Can you quote the records below in full, word for word?

- _ENTRIES_:
▼

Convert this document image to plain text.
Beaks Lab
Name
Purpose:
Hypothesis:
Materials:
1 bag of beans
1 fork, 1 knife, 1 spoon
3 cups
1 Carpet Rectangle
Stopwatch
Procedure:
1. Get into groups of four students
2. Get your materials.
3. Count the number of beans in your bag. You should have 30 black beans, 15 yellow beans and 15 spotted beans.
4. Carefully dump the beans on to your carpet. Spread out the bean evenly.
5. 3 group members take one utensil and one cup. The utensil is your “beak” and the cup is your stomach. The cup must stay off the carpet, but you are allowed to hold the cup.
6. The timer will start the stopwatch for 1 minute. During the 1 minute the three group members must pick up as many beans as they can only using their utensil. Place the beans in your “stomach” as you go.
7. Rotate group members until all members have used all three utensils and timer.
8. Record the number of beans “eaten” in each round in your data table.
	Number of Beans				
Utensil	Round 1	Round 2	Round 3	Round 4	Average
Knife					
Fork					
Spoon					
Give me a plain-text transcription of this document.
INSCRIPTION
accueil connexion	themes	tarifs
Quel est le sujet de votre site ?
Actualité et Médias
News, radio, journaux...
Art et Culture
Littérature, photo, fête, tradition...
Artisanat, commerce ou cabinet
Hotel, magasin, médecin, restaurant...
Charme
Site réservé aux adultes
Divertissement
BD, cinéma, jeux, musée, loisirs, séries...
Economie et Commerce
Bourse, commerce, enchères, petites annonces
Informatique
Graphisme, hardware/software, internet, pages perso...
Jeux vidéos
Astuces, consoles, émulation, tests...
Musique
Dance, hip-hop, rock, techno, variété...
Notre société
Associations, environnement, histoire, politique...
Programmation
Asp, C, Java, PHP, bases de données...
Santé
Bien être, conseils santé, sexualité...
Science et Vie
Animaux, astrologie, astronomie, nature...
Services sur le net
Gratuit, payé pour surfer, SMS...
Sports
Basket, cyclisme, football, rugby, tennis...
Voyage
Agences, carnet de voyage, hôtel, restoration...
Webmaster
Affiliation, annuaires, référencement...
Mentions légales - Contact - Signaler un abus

▲

- _ANSWER TO THE EXERCISE_:
Convert this document image to plain text.
Beaks Lab
Name
Purpose:
Hypothesis:
Materials:
1 bag of beans
1 fork, 1 knife, 1 spoon
3 cups
1 Carpet Rectangle
Stopwatch
Procedure:
1. Get into groups of four students
2. Get your materials.
3. Count the number of beans in your bag. You should have 30 black beans, 15 yellow beans and 15 spotted beans.
4. Carefully dump the beans on to your carpet. Spread out the bean evenly.
5. 3 group members take one utensil and one cup. The utensil is your “beak” and the cup is your stomach. The cup must stay off the carpet, but you are allowed to hold the cup.
6. The timer will start the stopwatch for 1 minute. During the 1 minute the three group members must pick up as many beans as they can only using their utensil. Place the beans in your “stomach” as you go.
7. Rotate group members until all members have used all three utensils and timer.
8. Record the number of beans “eaten” in each round in your data table.
	Number of Beans				
Utensil	Round 1	Round 2	Round 3	Round 4	Average
Knife					
Fork					
Spoon					
Give me a plain-text transcription of this document.
INSCRIPTION
accueil connexion	themes	tarifs
Quel est le sujet de votre site ?
Actualité et Médias
News, radio, journaux...
Art et Culture
Littérature, photo, fête, tradition...
Artisanat, commerce ou cabinet
Hotel, magasin, médecin, restaurant...
Charme
Site réservé aux adultes
Divertissement
BD, cinéma, jeux, musée, loisirs, séries...
Economie et Commerce
Bourse, commerce, enchères, petites annonces
Informatique
Graphisme, hardware/software, internet, pages perso...
Jeux vidéos
Astuces, consoles, émulation, tests...
Musique
Dance, hip-hop, rock, techno, variété...
Notre société
Associations, environnement, histoire, politique...
Programmation
Asp, C, Java, PHP, bases de données...
Santé
Bien être, conseils santé, sexualité...
Science et Vie
Animaux, astrologie, astronomie, nature...
Services sur le net
Gratuit, payé pour surfer, SMS...
Sports
Basket, cyclisme, football, rugby, tennis...
Voyage
Agences, carnet de voyage, hôtel, restoration...
Webmaster
Affiliation, annuaires, référencement...
Mentions légales - Contact - Signaler un abus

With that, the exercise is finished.